GOAL
Please give the entries again in full and exactly, without any picture.

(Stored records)
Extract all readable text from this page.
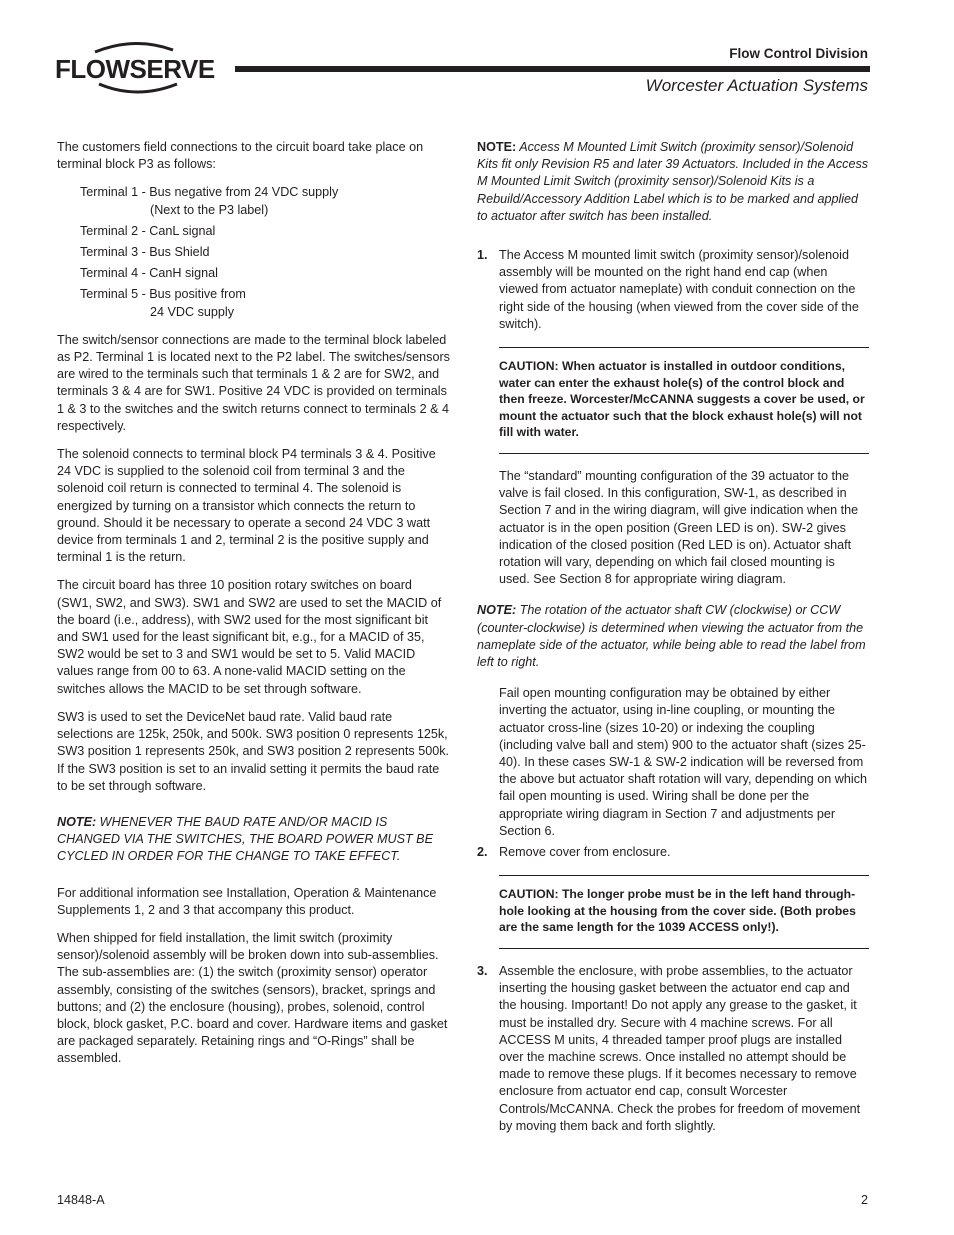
FLOWSERVE
Flow Control Division
Worcester Actuation Systems

The customers field connections to the circuit board take place on terminal block P3 as follows:

Terminal 1 - Bus negative from 24 VDC supply
(Next to the P3 label)
Terminal 2 - CanL signal
Terminal 3 - Bus Shield
Terminal 4 - CanH signal
Terminal 5 - Bus positive from
24 VDC supply

The switch/sensor connections are made to the terminal block labeled as P2. Terminal 1 is located next to the P2 label. The switches/sensors are wired to the terminals such that terminals 1 & 2 are for SW2, and terminals 3 & 4 are for SW1. Positive 24 VDC is provided on terminals 1 & 3 to the switches and the switch returns connect to terminals 2 & 4 respectively.

The solenoid connects to terminal block P4 terminals 3 & 4. Positive 24 VDC is supplied to the solenoid coil from terminal 3 and the solenoid coil return is connected to terminal 4. The solenoid is energized by turning on a transistor which connects the return to ground. Should it be necessary to operate a second 24 VDC 3 watt device from terminals 1 and 2, terminal 2 is the positive supply and terminal 1 is the return.

The circuit board has three 10 position rotary switches on board (SW1, SW2, and SW3). SW1 and SW2 are used to set the MACID of the board (i.e., address), with SW2 used for the most significant bit and SW1 used for the least significant bit, e.g., for a MACID of 35, SW2 would be set to 3 and SW1 would be set to 5. Valid MACID values range from 00 to 63. A none-valid MACID setting on the switches allows the MACID to be set through software.

SW3 is used to set the DeviceNet baud rate. Valid baud rate selections are 125k, 250k, and 500k. SW3 position 0 represents 125k, SW3 position 1 represents 250k, and SW3 position 2 represents 500k. If the SW3 position is set to an invalid setting it permits the baud rate to be set through software.

NOTE: WHENEVER THE BAUD RATE AND/OR MACID IS CHANGED VIA THE SWITCHES, THE BOARD POWER MUST BE CYCLED IN ORDER FOR THE CHANGE TO TAKE EFFECT.

For additional information see Installation, Operation & Maintenance Supplements 1, 2 and 3 that accompany this product.

When shipped for field installation, the limit switch (proximity sensor)/solenoid assembly will be broken down into sub-assemblies. The sub-assemblies are: (1) the switch (proximity sensor) operator assembly, consisting of the switches (sensors), bracket, springs and buttons; and (2) the enclosure (housing), probes, solenoid, control block, block gasket, P.C. board and cover. Hardware items and gasket are packaged separately. Retaining rings and “O-Rings” shall be assembled.

NOTE: Access M Mounted Limit Switch (proximity sensor)/Solenoid Kits fit only Revision R5 and later 39 Actuators. Included in the Access M Mounted Limit Switch (proximity sensor)/Solenoid Kits is a Rebuild/Accessory Addition Label which is to be marked and applied to actuator after switch has been installed.

1. The Access M mounted limit switch (proximity sensor)/solenoid assembly will be mounted on the right hand end cap (when viewed from actuator nameplate) with conduit connection on the right side of the housing (when viewed from the cover side of the switch).
CAUTION: When actuator is installed in outdoor conditions, water can enter the exhaust hole(s) of the control block and then freeze. Worcester/McCANNA suggests a cover be used, or mount the actuator such that the block exhaust hole(s) will not fill with water.

The “standard” mounting configuration of the 39 actuator to the valve is fail closed. In this configuration, SW-1, as described in Section 7 and in the wiring diagram, will give indication when the actuator is in the open position (Green LED is on). SW-2 gives indication of the closed position (Red LED is on). Actuator shaft rotation will vary, depending on which fail closed mounting is used. See Section 8 for appropriate wiring diagram.

NOTE: The rotation of the actuator shaft CW (clockwise) or CCW (counter-clockwise) is determined when viewing the actuator from the nameplate side of the actuator, while being able to read the label from left to right.

Fail open mounting configuration may be obtained by either inverting the actuator, using in-line coupling, or mounting the actuator cross-line (sizes 10-20) or indexing the coupling (including valve ball and stem) 900 to the actuator shaft (sizes 25-40). In these cases SW-1 & SW-2 indication will be reversed from the above but actuator shaft rotation will vary, depending on which fail open mounting is used. Wiring shall be done per the appropriate wiring diagram in Section 7 and adjustments per Section 6.

2. Remove cover from enclosure.
CAUTION: The longer probe must be in the left hand through-hole looking at the housing from the cover side. (Both probes are the same length for the 1039 ACCESS only!).
3. Assemble the enclosure, with probe assemblies, to the actuator inserting the housing gasket between the actuator end cap and the housing. Important! Do not apply any grease to the gasket, it must be installed dry. Secure with 4 machine screws. For all ACCESS M units, 4 threaded tamper proof plugs are installed over the machine screws. Once installed no attempt should be made to remove these plugs. If it becomes necessary to remove enclosure from actuator end cap, consult Worcester Controls/McCANNA. Check the probes for freedom of movement by moving them back and forth slightly.
14848-A	2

RESPONSE TO THE EXERCISE
Extract all readable text from this page.
FLOWSERVE
Flow Control Division
Worcester Actuation Systems

The customers field connections to the circuit board take place on terminal block P3 as follows:

Terminal 1 - Bus negative from 24 VDC supply
(Next to the P3 label)
Terminal 2 - CanL signal
Terminal 3 - Bus Shield
Terminal 4 - CanH signal
Terminal 5 - Bus positive from
24 VDC supply

The switch/sensor connections are made to the terminal block labeled as P2. Terminal 1 is located next to the P2 label. The switches/sensors are wired to the terminals such that terminals 1 & 2 are for SW2, and terminals 3 & 4 are for SW1. Positive 24 VDC is provided on terminals 1 & 3 to the switches and the switch returns connect to terminals 2 & 4 respectively.

The solenoid connects to terminal block P4 terminals 3 & 4. Positive 24 VDC is supplied to the solenoid coil from terminal 3 and the solenoid coil return is connected to terminal 4. The solenoid is energized by turning on a transistor which connects the return to ground. Should it be necessary to operate a second 24 VDC 3 watt device from terminals 1 and 2, terminal 2 is the positive supply and terminal 1 is the return.

The circuit board has three 10 position rotary switches on board (SW1, SW2, and SW3). SW1 and SW2 are used to set the MACID of the board (i.e., address), with SW2 used for the most significant bit and SW1 used for the least significant bit, e.g., for a MACID of 35, SW2 would be set to 3 and SW1 would be set to 5. Valid MACID values range from 00 to 63. A none-valid MACID setting on the switches allows the MACID to be set through software.

SW3 is used to set the DeviceNet baud rate. Valid baud rate selections are 125k, 250k, and 500k. SW3 position 0 represents 125k, SW3 position 1 represents 250k, and SW3 position 2 represents 500k. If the SW3 position is set to an invalid setting it permits the baud rate to be set through software.

NOTE: WHENEVER THE BAUD RATE AND/OR MACID IS CHANGED VIA THE SWITCHES, THE BOARD POWER MUST BE CYCLED IN ORDER FOR THE CHANGE TO TAKE EFFECT.

For additional information see Installation, Operation & Maintenance Supplements 1, 2 and 3 that accompany this product.

When shipped for field installation, the limit switch (proximity sensor)/solenoid assembly will be broken down into sub-assemblies. The sub-assemblies are: (1) the switch (proximity sensor) operator assembly, consisting of the switches (sensors), bracket, springs and buttons; and (2) the enclosure (housing), probes, solenoid, control block, block gasket, P.C. board and cover. Hardware items and gasket are packaged separately. Retaining rings and “O-Rings” shall be assembled.

NOTE: Access M Mounted Limit Switch (proximity sensor)/Solenoid Kits fit only Revision R5 and later 39 Actuators. Included in the Access M Mounted Limit Switch (proximity sensor)/Solenoid Kits is a Rebuild/Accessory Addition Label which is to be marked and applied to actuator after switch has been installed.

1. The Access M mounted limit switch (proximity sensor)/solenoid assembly will be mounted on the right hand end cap (when viewed from actuator nameplate) with conduit connection on the right side of the housing (when viewed from the cover side of the switch).
CAUTION: When actuator is installed in outdoor conditions, water can enter the exhaust hole(s) of the control block and then freeze. Worcester/McCANNA suggests a cover be used, or mount the actuator such that the block exhaust hole(s) will not fill with water.

The “standard” mounting configuration of the 39 actuator to the valve is fail closed. In this configuration, SW-1, as described in Section 7 and in the wiring diagram, will give indication when the actuator is in the open position (Green LED is on). SW-2 gives indication of the closed position (Red LED is on). Actuator shaft rotation will vary, depending on which fail closed mounting is used. See Section 8 for appropriate wiring diagram.

NOTE: The rotation of the actuator shaft CW (clockwise) or CCW (counter-clockwise) is determined when viewing the actuator from the nameplate side of the actuator, while being able to read the label from left to right.

Fail open mounting configuration may be obtained by either inverting the actuator, using in-line coupling, or mounting the actuator cross-line (sizes 10-20) or indexing the coupling (including valve ball and stem) 900 to the actuator shaft (sizes 25-40). In these cases SW-1 & SW-2 indication will be reversed from the above but actuator shaft rotation will vary, depending on which fail open mounting is used. Wiring shall be done per the appropriate wiring diagram in Section 7 and adjustments per Section 6.

2. Remove cover from enclosure.
CAUTION: The longer probe must be in the left hand through-hole looking at the housing from the cover side. (Both probes are the same length for the 1039 ACCESS only!).
3. Assemble the enclosure, with probe assemblies, to the actuator inserting the housing gasket between the actuator end cap and the housing. Important! Do not apply any grease to the gasket, it must be installed dry. Secure with 4 machine screws. For all ACCESS M units, 4 threaded tamper proof plugs are installed over the machine screws. Once installed no attempt should be made to remove these plugs. If it becomes necessary to remove enclosure from actuator end cap, consult Worcester Controls/McCANNA. Check the probes for freedom of movement by moving them back and forth slightly.
14848-A	2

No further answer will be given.